-- start Available records --

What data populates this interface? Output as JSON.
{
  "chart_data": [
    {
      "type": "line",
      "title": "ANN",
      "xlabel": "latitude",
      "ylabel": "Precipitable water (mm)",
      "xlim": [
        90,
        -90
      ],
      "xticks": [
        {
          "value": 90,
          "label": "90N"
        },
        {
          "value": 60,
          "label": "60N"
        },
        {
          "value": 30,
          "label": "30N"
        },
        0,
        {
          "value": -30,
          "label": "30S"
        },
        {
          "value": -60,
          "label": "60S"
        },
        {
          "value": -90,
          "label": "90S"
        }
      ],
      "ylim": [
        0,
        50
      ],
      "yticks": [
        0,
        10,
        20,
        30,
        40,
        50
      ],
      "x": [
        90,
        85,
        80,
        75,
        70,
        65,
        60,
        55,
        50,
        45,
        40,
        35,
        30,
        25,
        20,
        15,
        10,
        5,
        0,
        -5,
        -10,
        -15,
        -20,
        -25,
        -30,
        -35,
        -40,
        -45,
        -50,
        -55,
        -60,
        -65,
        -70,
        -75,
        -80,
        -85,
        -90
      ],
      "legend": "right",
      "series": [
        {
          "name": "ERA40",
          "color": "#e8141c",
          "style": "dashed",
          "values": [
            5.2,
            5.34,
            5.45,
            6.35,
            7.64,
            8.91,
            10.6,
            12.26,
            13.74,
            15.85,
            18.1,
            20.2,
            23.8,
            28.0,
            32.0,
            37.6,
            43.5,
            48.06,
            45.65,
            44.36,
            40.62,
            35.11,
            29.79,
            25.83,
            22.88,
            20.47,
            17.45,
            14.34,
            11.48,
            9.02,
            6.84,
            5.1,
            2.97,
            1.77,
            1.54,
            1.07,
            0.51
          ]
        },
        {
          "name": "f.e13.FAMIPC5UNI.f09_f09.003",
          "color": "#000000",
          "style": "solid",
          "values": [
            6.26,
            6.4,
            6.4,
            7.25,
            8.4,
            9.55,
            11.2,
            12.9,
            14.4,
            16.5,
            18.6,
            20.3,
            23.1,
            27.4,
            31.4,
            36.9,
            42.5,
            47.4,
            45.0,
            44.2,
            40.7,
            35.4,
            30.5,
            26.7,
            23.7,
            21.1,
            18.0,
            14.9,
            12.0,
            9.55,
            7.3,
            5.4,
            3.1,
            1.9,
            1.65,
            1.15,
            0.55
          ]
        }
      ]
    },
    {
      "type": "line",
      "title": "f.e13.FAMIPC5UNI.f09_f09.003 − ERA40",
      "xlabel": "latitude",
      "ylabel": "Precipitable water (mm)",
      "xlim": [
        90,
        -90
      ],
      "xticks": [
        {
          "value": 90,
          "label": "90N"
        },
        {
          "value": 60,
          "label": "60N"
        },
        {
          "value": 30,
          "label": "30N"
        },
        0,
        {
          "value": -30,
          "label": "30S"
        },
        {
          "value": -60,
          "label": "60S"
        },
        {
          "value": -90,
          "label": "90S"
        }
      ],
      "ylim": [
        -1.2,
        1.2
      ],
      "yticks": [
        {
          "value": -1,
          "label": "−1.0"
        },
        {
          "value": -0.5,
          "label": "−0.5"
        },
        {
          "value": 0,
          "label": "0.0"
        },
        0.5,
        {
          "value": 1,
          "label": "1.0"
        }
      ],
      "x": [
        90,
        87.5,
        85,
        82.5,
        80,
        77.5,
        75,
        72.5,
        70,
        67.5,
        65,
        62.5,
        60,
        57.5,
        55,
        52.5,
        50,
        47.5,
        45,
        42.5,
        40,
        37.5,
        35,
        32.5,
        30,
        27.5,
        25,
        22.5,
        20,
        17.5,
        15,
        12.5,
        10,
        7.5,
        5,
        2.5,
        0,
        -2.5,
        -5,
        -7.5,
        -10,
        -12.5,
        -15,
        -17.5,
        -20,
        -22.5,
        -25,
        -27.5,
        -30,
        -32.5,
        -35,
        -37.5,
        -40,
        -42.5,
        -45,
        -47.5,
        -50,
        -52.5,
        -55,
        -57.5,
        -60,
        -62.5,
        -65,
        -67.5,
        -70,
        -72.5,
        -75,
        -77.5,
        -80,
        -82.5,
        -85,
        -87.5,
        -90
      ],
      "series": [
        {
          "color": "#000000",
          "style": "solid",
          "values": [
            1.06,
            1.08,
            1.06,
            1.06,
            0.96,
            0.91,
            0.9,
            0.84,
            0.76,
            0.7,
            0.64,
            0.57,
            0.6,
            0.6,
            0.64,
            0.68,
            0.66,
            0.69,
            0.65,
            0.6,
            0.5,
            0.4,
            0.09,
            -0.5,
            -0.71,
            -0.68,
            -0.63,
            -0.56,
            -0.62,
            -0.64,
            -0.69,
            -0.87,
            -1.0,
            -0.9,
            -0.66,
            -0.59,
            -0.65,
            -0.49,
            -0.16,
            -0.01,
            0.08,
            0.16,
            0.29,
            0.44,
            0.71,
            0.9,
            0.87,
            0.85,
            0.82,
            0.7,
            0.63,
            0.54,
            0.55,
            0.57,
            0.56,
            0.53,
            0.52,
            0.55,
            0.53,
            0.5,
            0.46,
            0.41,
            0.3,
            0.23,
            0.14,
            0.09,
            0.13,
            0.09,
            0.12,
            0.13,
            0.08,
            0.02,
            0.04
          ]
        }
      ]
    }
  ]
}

-- end Available records --

- _Written problem_
Print the whole listing exactly as it is.

- _Solution below_
What data populates this interface? Output as JSON.
{
  "chart_data": [
    {
      "type": "line",
      "title": "ANN",
      "xlabel": "latitude",
      "ylabel": "Precipitable water (mm)",
      "xlim": [
        90,
        -90
      ],
      "xticks": [
        {
          "value": 90,
          "label": "90N"
        },
        {
          "value": 60,
          "label": "60N"
        },
        {
          "value": 30,
          "label": "30N"
        },
        0,
        {
          "value": -30,
          "label": "30S"
        },
        {
          "value": -60,
          "label": "60S"
        },
        {
          "value": -90,
          "label": "90S"
        }
      ],
      "ylim": [
        0,
        50
      ],
      "yticks": [
        0,
        10,
        20,
        30,
        40,
        50
      ],
      "x": [
        90,
        85,
        80,
        75,
        70,
        65,
        60,
        55,
        50,
        45,
        40,
        35,
        30,
        25,
        20,
        15,
        10,
        5,
        0,
        -5,
        -10,
        -15,
        -20,
        -25,
        -30,
        -35,
        -40,
        -45,
        -50,
        -55,
        -60,
        -65,
        -70,
        -75,
        -80,
        -85,
        -90
      ],
      "legend": "right",
      "series": [
        {
          "name": "ERA40",
          "color": "#e8141c",
          "style": "dashed",
          "values": [
            5.2,
            5.34,
            5.45,
            6.35,
            7.64,
            8.91,
            10.6,
            12.26,
            13.74,
            15.85,
            18.1,
            20.2,
            23.8,
            28.0,
            32.0,
            37.6,
            43.5,
            48.06,
            45.65,
            44.36,
            40.62,
            35.11,
            29.79,
            25.83,
            22.88,
            20.47,
            17.45,
            14.34,
            11.48,
            9.02,
            6.84,
            5.1,
            2.97,
            1.77,
            1.54,
            1.07,
            0.51
          ]
        },
        {
          "name": "f.e13.FAMIPC5UNI.f09_f09.003",
          "color": "#000000",
          "style": "solid",
          "values": [
            6.26,
            6.4,
            6.4,
            7.25,
            8.4,
            9.55,
            11.2,
            12.9,
            14.4,
            16.5,
            18.6,
            20.3,
            23.1,
            27.4,
            31.4,
            36.9,
            42.5,
            47.4,
            45.0,
            44.2,
            40.7,
            35.4,
            30.5,
            26.7,
            23.7,
            21.1,
            18.0,
            14.9,
            12.0,
            9.55,
            7.3,
            5.4,
            3.1,
            1.9,
            1.65,
            1.15,
            0.55
          ]
        }
      ]
    },
    {
      "type": "line",
      "title": "f.e13.FAMIPC5UNI.f09_f09.003 − ERA40",
      "xlabel": "latitude",
      "ylabel": "Precipitable water (mm)",
      "xlim": [
        90,
        -90
      ],
      "xticks": [
        {
          "value": 90,
          "label": "90N"
        },
        {
          "value": 60,
          "label": "60N"
        },
        {
          "value": 30,
          "label": "30N"
        },
        0,
        {
          "value": -30,
          "label": "30S"
        },
        {
          "value": -60,
          "label": "60S"
        },
        {
          "value": -90,
          "label": "90S"
        }
      ],
      "ylim": [
        -1.2,
        1.2
      ],
      "yticks": [
        {
          "value": -1,
          "label": "−1.0"
        },
        {
          "value": -0.5,
          "label": "−0.5"
        },
        {
          "value": 0,
          "label": "0.0"
        },
        0.5,
        {
          "value": 1,
          "label": "1.0"
        }
      ],
      "x": [
        90,
        87.5,
        85,
        82.5,
        80,
        77.5,
        75,
        72.5,
        70,
        67.5,
        65,
        62.5,
        60,
        57.5,
        55,
        52.5,
        50,
        47.5,
        45,
        42.5,
        40,
        37.5,
        35,
        32.5,
        30,
        27.5,
        25,
        22.5,
        20,
        17.5,
        15,
        12.5,
        10,
        7.5,
        5,
        2.5,
        0,
        -2.5,
        -5,
        -7.5,
        -10,
        -12.5,
        -15,
        -17.5,
        -20,
        -22.5,
        -25,
        -27.5,
        -30,
        -32.5,
        -35,
        -37.5,
        -40,
        -42.5,
        -45,
        -47.5,
        -50,
        -52.5,
        -55,
        -57.5,
        -60,
        -62.5,
        -65,
        -67.5,
        -70,
        -72.5,
        -75,
        -77.5,
        -80,
        -82.5,
        -85,
        -87.5,
        -90
      ],
      "series": [
        {
          "color": "#000000",
          "style": "solid",
          "values": [
            1.06,
            1.08,
            1.06,
            1.06,
            0.96,
            0.91,
            0.9,
            0.84,
            0.76,
            0.7,
            0.64,
            0.57,
            0.6,
            0.6,
            0.64,
            0.68,
            0.66,
            0.69,
            0.65,
            0.6,
            0.5,
            0.4,
            0.09,
            -0.5,
            -0.71,
            -0.68,
            -0.63,
            -0.56,
            -0.62,
            -0.64,
            -0.69,
            -0.87,
            -1.0,
            -0.9,
            -0.66,
            -0.59,
            -0.65,
            -0.49,
            -0.16,
            -0.01,
            0.08,
            0.16,
            0.29,
            0.44,
            0.71,
            0.9,
            0.87,
            0.85,
            0.82,
            0.7,
            0.63,
            0.54,
            0.55,
            0.57,
            0.56,
            0.53,
            0.52,
            0.55,
            0.53,
            0.5,
            0.46,
            0.41,
            0.3,
            0.23,
            0.14,
            0.09,
            0.13,
            0.09,
            0.12,
            0.13,
            0.08,
            0.02,
            0.04
          ]
        }
      ]
    }
  ]
}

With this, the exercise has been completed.